_What you will do_
Each of the records must appear again, exactly as it was written.

[Excerpts from a figure dataset]
= Beginning of Section =
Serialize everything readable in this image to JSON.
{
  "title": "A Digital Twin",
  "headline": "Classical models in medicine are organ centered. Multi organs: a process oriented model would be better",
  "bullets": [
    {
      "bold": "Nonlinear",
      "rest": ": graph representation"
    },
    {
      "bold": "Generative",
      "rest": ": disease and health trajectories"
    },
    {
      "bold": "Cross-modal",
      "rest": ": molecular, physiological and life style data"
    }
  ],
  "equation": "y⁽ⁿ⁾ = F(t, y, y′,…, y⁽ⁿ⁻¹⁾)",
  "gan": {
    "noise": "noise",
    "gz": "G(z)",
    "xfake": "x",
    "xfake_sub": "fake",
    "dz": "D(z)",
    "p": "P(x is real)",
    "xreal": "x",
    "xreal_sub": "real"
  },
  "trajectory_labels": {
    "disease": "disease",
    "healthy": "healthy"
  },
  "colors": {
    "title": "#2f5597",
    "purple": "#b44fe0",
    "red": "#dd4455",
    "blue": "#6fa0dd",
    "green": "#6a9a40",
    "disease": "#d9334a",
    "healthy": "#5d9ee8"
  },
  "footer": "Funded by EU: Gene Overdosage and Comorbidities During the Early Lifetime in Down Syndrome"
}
= End of Section =
_The answer_
Serialize everything readable in this image to JSON.
{
  "title": "A Digital Twin",
  "headline": "Classical models in medicine are organ centered. Multi organs: a process oriented model would be better",
  "bullets": [
    {
      "bold": "Nonlinear",
      "rest": ": graph representation"
    },
    {
      "bold": "Generative",
      "rest": ": disease and health trajectories"
    },
    {
      "bold": "Cross-modal",
      "rest": ": molecular, physiological and life style data"
    }
  ],
  "equation": "y⁽ⁿ⁾ = F(t, y, y′,…, y⁽ⁿ⁻¹⁾)",
  "gan": {
    "noise": "noise",
    "gz": "G(z)",
    "xfake": "x",
    "xfake_sub": "fake",
    "dz": "D(z)",
    "p": "P(x is real)",
    "xreal": "x",
    "xreal_sub": "real"
  },
  "trajectory_labels": {
    "disease": "disease",
    "healthy": "healthy"
  },
  "colors": {
    "title": "#2f5597",
    "purple": "#b44fe0",
    "red": "#dd4455",
    "blue": "#6fa0dd",
    "green": "#6a9a40",
    "disease": "#d9334a",
    "healthy": "#5d9ee8"
  },
  "footer": "Funded by EU: Gene Overdosage and Comorbidities During the Early Lifetime in Down Syndrome"
}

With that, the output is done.